Problem statement
Reproduce every line of the material below verbatim, from the first line to the last, with no changes.

Supplied data
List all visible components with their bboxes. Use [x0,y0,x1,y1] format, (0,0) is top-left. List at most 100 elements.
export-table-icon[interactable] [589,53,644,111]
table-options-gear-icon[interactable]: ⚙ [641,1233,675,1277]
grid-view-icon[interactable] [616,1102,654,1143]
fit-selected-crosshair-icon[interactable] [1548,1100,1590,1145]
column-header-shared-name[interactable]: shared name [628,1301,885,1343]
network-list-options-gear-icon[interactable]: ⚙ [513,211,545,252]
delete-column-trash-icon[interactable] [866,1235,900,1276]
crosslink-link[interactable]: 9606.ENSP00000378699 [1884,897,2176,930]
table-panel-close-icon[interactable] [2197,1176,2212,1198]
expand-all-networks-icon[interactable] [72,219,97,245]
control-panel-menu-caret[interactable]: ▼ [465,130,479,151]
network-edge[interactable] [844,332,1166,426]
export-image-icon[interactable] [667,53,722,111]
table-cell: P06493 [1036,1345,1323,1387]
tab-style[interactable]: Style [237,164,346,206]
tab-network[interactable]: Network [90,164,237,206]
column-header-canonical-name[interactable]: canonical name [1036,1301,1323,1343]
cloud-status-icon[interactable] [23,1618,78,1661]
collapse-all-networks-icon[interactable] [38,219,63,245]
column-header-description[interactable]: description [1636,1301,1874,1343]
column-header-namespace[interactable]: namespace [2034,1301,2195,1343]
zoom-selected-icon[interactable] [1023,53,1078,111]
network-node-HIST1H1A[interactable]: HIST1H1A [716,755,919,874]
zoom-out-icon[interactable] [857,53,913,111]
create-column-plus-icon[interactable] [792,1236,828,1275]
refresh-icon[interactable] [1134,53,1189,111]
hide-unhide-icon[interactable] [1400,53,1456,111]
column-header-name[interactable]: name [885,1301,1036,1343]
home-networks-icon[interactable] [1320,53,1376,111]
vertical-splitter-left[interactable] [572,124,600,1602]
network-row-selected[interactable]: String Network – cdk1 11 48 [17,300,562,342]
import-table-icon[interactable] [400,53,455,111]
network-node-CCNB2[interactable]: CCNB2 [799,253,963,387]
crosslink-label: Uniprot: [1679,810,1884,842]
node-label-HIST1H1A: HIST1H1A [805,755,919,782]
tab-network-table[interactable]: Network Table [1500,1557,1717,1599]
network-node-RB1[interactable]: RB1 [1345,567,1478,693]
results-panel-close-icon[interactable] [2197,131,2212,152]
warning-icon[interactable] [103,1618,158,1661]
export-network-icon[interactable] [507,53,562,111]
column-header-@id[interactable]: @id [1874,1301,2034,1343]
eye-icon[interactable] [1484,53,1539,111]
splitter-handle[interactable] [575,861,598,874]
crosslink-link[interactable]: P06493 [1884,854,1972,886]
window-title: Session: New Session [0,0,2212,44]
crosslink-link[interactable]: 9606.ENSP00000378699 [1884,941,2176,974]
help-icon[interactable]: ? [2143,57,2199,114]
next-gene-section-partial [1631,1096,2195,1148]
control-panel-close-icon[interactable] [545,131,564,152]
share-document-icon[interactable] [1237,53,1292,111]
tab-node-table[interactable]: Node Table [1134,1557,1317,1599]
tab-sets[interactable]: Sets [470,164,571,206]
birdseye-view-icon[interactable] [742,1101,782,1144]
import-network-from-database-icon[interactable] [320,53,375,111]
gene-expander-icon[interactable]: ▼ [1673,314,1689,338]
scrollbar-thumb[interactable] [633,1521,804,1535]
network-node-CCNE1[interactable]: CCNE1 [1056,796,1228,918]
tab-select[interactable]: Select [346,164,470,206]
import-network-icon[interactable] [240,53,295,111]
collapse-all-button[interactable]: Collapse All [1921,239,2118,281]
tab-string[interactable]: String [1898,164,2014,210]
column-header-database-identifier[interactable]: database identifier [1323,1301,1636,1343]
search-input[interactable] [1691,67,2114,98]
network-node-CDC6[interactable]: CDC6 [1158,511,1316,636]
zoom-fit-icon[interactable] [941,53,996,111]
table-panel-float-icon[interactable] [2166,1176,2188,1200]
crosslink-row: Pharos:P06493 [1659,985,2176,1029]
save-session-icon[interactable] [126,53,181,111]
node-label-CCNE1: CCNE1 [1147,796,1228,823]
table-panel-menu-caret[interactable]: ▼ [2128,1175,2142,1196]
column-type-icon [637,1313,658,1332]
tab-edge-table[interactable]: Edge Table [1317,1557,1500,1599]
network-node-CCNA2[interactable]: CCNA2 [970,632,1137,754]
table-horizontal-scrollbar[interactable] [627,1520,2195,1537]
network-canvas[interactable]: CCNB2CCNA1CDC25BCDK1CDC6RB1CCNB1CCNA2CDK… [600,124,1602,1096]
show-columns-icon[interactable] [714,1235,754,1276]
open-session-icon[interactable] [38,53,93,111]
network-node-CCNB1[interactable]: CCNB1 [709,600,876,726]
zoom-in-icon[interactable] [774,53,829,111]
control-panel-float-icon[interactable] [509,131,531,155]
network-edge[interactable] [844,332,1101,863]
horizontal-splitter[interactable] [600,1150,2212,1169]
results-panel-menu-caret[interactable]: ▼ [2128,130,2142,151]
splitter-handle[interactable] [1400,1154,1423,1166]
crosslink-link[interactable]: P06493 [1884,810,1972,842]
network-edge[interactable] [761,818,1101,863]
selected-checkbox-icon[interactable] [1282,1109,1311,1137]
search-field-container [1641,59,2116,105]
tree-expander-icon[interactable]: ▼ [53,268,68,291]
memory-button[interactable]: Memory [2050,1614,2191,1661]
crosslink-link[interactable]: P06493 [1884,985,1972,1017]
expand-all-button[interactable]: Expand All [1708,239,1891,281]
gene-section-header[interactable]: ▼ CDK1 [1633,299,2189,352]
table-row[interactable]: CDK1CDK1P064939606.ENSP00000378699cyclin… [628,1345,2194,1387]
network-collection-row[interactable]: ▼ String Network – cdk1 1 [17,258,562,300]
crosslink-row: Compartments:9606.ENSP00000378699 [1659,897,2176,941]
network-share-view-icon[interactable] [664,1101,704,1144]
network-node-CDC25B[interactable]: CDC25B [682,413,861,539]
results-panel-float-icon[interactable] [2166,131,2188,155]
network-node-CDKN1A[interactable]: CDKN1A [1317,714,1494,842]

Solution
List all visible components with their bboxes. Use [x0,y0,x1,y1] format, (0,0) is top-left. List at most 100 elements.
export-table-icon[interactable] [589,53,644,111]
table-options-gear-icon[interactable]: ⚙ [641,1233,675,1277]
grid-view-icon[interactable] [616,1102,654,1143]
fit-selected-crosshair-icon[interactable] [1548,1100,1590,1145]
column-header-shared-name[interactable]: shared name [628,1301,885,1343]
network-list-options-gear-icon[interactable]: ⚙ [513,211,545,252]
delete-column-trash-icon[interactable] [866,1235,900,1276]
crosslink-link[interactable]: 9606.ENSP00000378699 [1884,897,2176,930]
table-panel-close-icon[interactable] [2197,1176,2212,1198]
expand-all-networks-icon[interactable] [72,219,97,245]
control-panel-menu-caret[interactable]: ▼ [465,130,479,151]
network-edge[interactable] [844,332,1166,426]
export-image-icon[interactable] [667,53,722,111]
table-cell: P06493 [1036,1345,1323,1387]
tab-style[interactable]: Style [237,164,346,206]
tab-network[interactable]: Network [90,164,237,206]
column-header-canonical-name[interactable]: canonical name [1036,1301,1323,1343]
cloud-status-icon[interactable] [23,1618,78,1661]
collapse-all-networks-icon[interactable] [38,219,63,245]
column-header-description[interactable]: description [1636,1301,1874,1343]
column-header-namespace[interactable]: namespace [2034,1301,2195,1343]
zoom-selected-icon[interactable] [1023,53,1078,111]
network-node-HIST1H1A[interactable]: HIST1H1A [716,755,919,874]
zoom-out-icon[interactable] [857,53,913,111]
create-column-plus-icon[interactable] [792,1236,828,1275]
refresh-icon[interactable] [1134,53,1189,111]
hide-unhide-icon[interactable] [1400,53,1456,111]
column-header-name[interactable]: name [885,1301,1036,1343]
home-networks-icon[interactable] [1320,53,1376,111]
vertical-splitter-left[interactable] [572,124,600,1602]
network-row-selected[interactable]: String Network – cdk1 11 48 [17,300,562,342]
import-table-icon[interactable] [400,53,455,111]
network-node-CCNB2[interactable]: CCNB2 [799,253,963,387]
crosslink-label: Uniprot: [1679,810,1884,842]
node-label-HIST1H1A: HIST1H1A [805,755,919,782]
tab-network-table[interactable]: Network Table [1500,1557,1717,1599]
network-node-RB1[interactable]: RB1 [1345,567,1478,693]
results-panel-close-icon[interactable] [2197,131,2212,152]
warning-icon[interactable] [103,1618,158,1661]
export-network-icon[interactable] [507,53,562,111]
column-header-@id[interactable]: @id [1874,1301,2034,1343]
eye-icon[interactable] [1484,53,1539,111]
splitter-handle[interactable] [575,861,598,874]
crosslink-link[interactable]: P06493 [1884,854,1972,886]
window-title: Session: New Session [0,0,2212,44]
crosslink-link[interactable]: 9606.ENSP00000378699 [1884,941,2176,974]
help-icon[interactable]: ? [2143,57,2199,114]
next-gene-section-partial [1631,1096,2195,1148]
control-panel-close-icon[interactable] [545,131,564,152]
share-document-icon[interactable] [1237,53,1292,111]
tab-node-table[interactable]: Node Table [1134,1557,1317,1599]
tab-sets[interactable]: Sets [470,164,571,206]
birdseye-view-icon[interactable] [742,1101,782,1144]
import-network-from-database-icon[interactable] [320,53,375,111]
gene-expander-icon[interactable]: ▼ [1673,314,1689,338]
scrollbar-thumb[interactable] [633,1521,804,1535]
network-node-CCNE1[interactable]: CCNE1 [1056,796,1228,918]
tab-select[interactable]: Select [346,164,470,206]
import-network-icon[interactable] [240,53,295,111]
collapse-all-button[interactable]: Collapse All [1921,239,2118,281]
tab-string[interactable]: String [1898,164,2014,210]
column-header-database-identifier[interactable]: database identifier [1323,1301,1636,1343]
search-input[interactable] [1691,67,2114,98]
network-node-CDC6[interactable]: CDC6 [1158,511,1316,636]
zoom-fit-icon[interactable] [941,53,996,111]
table-panel-float-icon[interactable] [2166,1176,2188,1200]
crosslink-row: Pharos:P06493 [1659,985,2176,1029]
save-session-icon[interactable] [126,53,181,111]
node-label-CCNE1: CCNE1 [1147,796,1228,823]
table-panel-menu-caret[interactable]: ▼ [2128,1175,2142,1196]
column-type-icon [637,1313,658,1332]
tab-edge-table[interactable]: Edge Table [1317,1557,1500,1599]
network-node-CCNA2[interactable]: CCNA2 [970,632,1137,754]
table-horizontal-scrollbar[interactable] [627,1520,2195,1537]
network-canvas[interactable]: CCNB2CCNA1CDC25BCDK1CDC6RB1CCNB1CCNA2CDK… [600,124,1602,1096]
show-columns-icon[interactable] [714,1235,754,1276]
open-session-icon[interactable] [38,53,93,111]
network-node-CCNB1[interactable]: CCNB1 [709,600,876,726]
zoom-in-icon[interactable] [774,53,829,111]
control-panel-float-icon[interactable] [509,131,531,155]
network-edge[interactable] [844,332,1101,863]
horizontal-splitter[interactable] [600,1150,2212,1169]
results-panel-menu-caret[interactable]: ▼ [2128,130,2142,151]
splitter-handle[interactable] [1400,1154,1423,1166]
crosslink-link[interactable]: P06493 [1884,810,1972,842]
network-edge[interactable] [761,818,1101,863]
selected-checkbox-icon[interactable] [1282,1109,1311,1137]
search-field-container [1641,59,2116,105]
tree-expander-icon[interactable]: ▼ [53,268,68,291]
memory-button[interactable]: Memory [2050,1614,2191,1661]
crosslink-link[interactable]: P06493 [1884,985,1972,1017]
expand-all-button[interactable]: Expand All [1708,239,1891,281]
gene-section-header[interactable]: ▼ CDK1 [1633,299,2189,352]
table-row[interactable]: CDK1CDK1P064939606.ENSP00000378699cyclin… [628,1345,2194,1387]
network-collection-row[interactable]: ▼ String Network – cdk1 1 [17,258,562,300]
crosslink-row: Compartments:9606.ENSP00000378699 [1659,897,2176,941]
network-share-view-icon[interactable] [664,1101,704,1144]
network-node-CDC25B[interactable]: CDC25B [682,413,861,539]
results-panel-float-icon[interactable] [2166,131,2188,155]
network-node-CDKN1A[interactable]: CDKN1A [1317,714,1494,842]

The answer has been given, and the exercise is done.